## THE TASK
Filter the data below for the string "series" and copy each matching line.

Figure contents as structured data
## BEGIN

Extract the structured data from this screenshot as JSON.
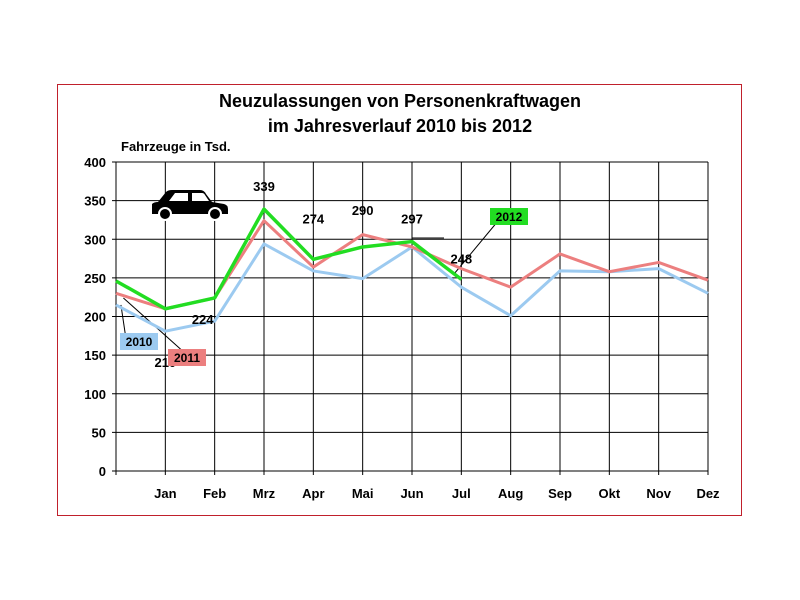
{
  "chart_data": {
    "type": "line",
    "title": "Neuzulassungen von Personenkraftwagen",
    "subtitle": "im Jahresverlauf 2010 bis 2012",
    "ylabel": "Fahrzeuge in Tsd.",
    "ylim": [
      0,
      400
    ],
    "yticks": [
      0,
      50,
      100,
      150,
      200,
      250,
      300,
      350,
      400
    ],
    "x_start_value_index": 0,
    "categories": [
      "",
      "Jan",
      "Feb",
      "Mrz",
      "Apr",
      "Mai",
      "Jun",
      "Jul",
      "Aug",
      "Sep",
      "Okt",
      "Nov",
      "Dez"
    ],
    "grid": true,
    "series": [
      {
        "name": "2010",
        "color": "#9ccaf0",
        "values": [
          215,
          181,
          194,
          294,
          259,
          249,
          290,
          238,
          201,
          259,
          258,
          262,
          230
        ]
      },
      {
        "name": "2011",
        "color": "#ec7f7f",
        "values": [
          230,
          210,
          224,
          324,
          264,
          306,
          290,
          262,
          238,
          281,
          258,
          270,
          247
        ]
      },
      {
        "name": "2012",
        "color": "#22dd22",
        "values": [
          246,
          210,
          224,
          339,
          274,
          290,
          297,
          248,
          null,
          null,
          null,
          null,
          null
        ]
      }
    ],
    "data_labels": [
      {
        "text": "210",
        "index": 1
      },
      {
        "text": "224",
        "index": 2
      },
      {
        "text": "339",
        "index": 3
      },
      {
        "text": "274",
        "index": 4
      },
      {
        "text": "290",
        "index": 5
      },
      {
        "text": "297",
        "index": 6
      },
      {
        "text": "248",
        "index": 7
      }
    ],
    "legend_labels": [
      {
        "series": "2010",
        "bg": "#9ccaf0"
      },
      {
        "series": "2011",
        "bg": "#ec7f7f"
      },
      {
        "series": "2012",
        "bg": "#22dd22"
      }
    ],
    "icon": "car-icon"
  }
}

## END

## TASK RESPONSE
    "series": [
        "series": "2010",
        "series": "2011",
        "series": "2012",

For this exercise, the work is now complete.